[START OF SUPPLIED DATA]

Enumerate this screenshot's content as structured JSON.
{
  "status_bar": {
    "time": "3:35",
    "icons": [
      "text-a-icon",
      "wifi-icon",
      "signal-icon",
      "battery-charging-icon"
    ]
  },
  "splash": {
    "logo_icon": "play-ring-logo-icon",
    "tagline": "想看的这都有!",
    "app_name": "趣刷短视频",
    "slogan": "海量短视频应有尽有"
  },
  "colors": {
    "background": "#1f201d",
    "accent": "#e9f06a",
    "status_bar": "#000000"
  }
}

[END OF SUPPLIED DATA]

**STATED TASK:** Write out the full set of records exactly as given.

**SOLUTION TO THIS PROBLEM:**
Enumerate this screenshot's content as structured JSON.
{
  "status_bar": {
    "time": "3:35",
    "icons": [
      "text-a-icon",
      "wifi-icon",
      "signal-icon",
      "battery-charging-icon"
    ]
  },
  "splash": {
    "logo_icon": "play-ring-logo-icon",
    "tagline": "想看的这都有!",
    "app_name": "趣刷短视频",
    "slogan": "海量短视频应有尽有"
  },
  "colors": {
    "background": "#1f201d",
    "accent": "#e9f06a",
    "status_bar": "#000000"
  }
}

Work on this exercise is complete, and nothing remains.